begin EXERCISE INPUT

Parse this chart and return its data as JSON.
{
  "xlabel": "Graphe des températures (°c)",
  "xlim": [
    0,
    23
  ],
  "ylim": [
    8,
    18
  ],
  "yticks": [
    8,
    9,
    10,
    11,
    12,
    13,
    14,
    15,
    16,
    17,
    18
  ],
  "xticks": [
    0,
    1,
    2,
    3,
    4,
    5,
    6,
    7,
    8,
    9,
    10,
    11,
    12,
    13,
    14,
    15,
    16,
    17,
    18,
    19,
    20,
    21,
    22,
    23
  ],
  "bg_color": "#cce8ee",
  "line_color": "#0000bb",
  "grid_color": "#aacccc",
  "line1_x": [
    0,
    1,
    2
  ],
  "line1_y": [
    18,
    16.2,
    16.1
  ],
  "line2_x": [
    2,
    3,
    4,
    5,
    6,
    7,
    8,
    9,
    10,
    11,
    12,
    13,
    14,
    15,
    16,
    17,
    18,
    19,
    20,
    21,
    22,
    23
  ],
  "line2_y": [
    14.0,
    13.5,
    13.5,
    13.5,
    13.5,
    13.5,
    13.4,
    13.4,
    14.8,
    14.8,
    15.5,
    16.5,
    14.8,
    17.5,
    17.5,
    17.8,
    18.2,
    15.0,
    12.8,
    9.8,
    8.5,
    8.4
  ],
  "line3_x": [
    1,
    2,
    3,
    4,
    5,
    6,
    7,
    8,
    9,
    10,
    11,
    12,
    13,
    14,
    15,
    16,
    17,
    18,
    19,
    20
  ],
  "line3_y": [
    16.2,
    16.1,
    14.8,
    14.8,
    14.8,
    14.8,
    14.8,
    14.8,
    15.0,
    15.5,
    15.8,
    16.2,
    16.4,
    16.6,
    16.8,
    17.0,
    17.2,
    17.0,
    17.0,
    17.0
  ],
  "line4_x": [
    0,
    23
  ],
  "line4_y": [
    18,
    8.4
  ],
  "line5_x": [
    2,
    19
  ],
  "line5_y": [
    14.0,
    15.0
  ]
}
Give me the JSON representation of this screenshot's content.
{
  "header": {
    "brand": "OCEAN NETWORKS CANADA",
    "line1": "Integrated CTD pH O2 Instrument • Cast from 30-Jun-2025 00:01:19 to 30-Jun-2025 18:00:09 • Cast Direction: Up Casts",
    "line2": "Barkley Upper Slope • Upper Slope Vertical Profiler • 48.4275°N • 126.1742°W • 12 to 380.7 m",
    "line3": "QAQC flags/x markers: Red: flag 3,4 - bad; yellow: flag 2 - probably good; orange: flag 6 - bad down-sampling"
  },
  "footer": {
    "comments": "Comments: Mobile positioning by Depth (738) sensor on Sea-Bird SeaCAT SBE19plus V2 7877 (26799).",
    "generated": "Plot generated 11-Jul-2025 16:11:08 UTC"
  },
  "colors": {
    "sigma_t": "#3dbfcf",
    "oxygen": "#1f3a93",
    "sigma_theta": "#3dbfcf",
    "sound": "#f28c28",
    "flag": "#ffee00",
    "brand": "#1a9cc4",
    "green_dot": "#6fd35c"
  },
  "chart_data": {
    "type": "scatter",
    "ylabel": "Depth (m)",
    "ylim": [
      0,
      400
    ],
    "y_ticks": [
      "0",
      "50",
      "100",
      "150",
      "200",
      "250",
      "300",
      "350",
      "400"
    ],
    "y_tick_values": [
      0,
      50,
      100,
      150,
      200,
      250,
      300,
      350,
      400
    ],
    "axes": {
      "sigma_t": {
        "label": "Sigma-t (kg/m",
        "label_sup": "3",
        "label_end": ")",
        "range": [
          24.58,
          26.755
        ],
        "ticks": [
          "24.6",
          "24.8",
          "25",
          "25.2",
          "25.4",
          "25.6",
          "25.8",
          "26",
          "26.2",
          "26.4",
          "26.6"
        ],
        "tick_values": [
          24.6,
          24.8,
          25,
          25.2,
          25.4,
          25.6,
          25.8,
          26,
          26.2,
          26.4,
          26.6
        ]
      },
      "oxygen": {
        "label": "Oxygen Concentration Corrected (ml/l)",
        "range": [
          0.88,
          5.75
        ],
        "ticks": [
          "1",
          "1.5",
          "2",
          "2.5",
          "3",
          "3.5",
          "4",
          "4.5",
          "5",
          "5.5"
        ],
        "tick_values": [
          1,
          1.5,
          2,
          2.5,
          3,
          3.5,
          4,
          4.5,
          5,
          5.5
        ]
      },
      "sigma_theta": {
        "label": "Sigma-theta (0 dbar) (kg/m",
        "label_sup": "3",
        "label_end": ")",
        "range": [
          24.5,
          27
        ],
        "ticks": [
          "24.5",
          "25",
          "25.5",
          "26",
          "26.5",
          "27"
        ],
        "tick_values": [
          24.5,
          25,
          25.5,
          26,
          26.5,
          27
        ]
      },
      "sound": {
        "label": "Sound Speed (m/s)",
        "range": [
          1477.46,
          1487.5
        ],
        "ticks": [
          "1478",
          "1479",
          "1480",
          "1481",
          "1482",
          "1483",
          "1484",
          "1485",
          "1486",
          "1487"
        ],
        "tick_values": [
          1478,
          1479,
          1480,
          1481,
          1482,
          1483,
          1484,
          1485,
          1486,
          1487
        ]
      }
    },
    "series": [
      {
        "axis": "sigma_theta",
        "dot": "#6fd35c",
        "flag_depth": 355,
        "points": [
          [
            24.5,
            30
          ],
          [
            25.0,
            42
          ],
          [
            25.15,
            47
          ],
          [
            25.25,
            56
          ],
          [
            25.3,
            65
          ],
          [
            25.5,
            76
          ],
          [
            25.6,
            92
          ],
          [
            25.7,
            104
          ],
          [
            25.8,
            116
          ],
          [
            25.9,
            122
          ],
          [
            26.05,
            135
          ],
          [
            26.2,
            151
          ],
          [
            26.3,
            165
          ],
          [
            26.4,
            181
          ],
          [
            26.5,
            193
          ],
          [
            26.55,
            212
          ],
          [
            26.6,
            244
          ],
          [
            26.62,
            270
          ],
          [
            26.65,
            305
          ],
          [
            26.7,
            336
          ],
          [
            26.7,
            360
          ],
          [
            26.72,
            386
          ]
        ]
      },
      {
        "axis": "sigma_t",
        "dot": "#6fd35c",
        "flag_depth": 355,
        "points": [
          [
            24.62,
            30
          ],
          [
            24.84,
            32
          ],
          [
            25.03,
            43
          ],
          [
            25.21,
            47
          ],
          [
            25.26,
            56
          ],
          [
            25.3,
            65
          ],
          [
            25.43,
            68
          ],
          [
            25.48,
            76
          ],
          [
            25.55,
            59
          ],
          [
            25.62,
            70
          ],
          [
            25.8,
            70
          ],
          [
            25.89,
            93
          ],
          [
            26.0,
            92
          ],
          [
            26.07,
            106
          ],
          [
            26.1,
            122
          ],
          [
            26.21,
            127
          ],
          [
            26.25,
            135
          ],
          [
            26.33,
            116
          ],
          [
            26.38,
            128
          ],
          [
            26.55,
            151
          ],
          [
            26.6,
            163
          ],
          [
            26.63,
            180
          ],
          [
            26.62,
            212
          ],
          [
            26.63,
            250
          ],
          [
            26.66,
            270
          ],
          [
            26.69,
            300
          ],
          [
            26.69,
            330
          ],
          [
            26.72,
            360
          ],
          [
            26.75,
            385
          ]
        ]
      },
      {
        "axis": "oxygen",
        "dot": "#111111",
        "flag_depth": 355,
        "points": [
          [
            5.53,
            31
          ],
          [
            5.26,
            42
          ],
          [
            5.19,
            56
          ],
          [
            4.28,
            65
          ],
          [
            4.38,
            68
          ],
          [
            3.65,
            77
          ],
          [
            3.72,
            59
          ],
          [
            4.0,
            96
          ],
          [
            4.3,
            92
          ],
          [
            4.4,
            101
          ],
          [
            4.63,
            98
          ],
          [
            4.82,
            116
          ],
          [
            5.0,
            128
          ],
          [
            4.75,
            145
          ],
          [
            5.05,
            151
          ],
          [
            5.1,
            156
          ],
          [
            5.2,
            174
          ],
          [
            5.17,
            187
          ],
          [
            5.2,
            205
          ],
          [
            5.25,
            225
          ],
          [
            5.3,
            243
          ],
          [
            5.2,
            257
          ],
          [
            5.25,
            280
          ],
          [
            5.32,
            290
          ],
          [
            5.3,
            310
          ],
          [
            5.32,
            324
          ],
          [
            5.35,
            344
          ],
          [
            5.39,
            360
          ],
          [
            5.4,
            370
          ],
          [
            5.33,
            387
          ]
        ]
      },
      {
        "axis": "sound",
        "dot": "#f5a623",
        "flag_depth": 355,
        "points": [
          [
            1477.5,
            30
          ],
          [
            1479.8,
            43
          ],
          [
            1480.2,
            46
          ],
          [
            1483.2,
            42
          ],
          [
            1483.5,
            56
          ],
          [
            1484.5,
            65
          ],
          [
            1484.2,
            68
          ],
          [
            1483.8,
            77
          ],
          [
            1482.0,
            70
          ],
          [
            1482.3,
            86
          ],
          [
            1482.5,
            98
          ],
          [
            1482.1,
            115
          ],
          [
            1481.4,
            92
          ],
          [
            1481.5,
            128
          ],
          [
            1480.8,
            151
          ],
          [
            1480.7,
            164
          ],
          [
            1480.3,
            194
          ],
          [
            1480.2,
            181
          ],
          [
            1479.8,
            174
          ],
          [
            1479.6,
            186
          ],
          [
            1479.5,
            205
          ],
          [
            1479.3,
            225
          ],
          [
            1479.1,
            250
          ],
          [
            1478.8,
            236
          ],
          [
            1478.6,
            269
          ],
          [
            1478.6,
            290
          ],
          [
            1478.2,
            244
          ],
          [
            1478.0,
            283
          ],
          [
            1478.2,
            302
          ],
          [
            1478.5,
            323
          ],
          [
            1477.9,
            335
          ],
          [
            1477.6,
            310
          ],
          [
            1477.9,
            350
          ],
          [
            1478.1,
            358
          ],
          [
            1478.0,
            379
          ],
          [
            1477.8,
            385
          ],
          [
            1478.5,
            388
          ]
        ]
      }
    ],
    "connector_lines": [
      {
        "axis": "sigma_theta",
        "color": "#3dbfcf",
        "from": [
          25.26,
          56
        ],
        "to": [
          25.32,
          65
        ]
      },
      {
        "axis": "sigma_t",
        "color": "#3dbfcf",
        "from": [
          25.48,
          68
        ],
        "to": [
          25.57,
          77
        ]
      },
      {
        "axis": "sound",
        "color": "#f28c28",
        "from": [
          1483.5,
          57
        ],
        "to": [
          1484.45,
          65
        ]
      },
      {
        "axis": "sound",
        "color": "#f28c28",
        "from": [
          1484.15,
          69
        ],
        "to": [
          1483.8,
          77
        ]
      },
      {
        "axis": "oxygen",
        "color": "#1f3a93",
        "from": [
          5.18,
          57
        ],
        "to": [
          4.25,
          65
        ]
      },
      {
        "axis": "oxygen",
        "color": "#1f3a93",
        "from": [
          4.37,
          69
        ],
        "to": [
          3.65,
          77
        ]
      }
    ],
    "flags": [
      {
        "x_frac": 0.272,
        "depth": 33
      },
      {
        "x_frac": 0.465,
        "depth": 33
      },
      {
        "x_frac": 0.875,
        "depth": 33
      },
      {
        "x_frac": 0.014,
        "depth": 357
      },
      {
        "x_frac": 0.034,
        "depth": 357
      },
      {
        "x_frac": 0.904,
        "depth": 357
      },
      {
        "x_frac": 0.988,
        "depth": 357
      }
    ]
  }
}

end EXERCISE INPUT

Out of the material above, select every line that holds the string "JSON".

## ANSWER TO THE EXERCISE
Parse this chart and return its data as JSON.
Give me the JSON representation of this screenshot's content.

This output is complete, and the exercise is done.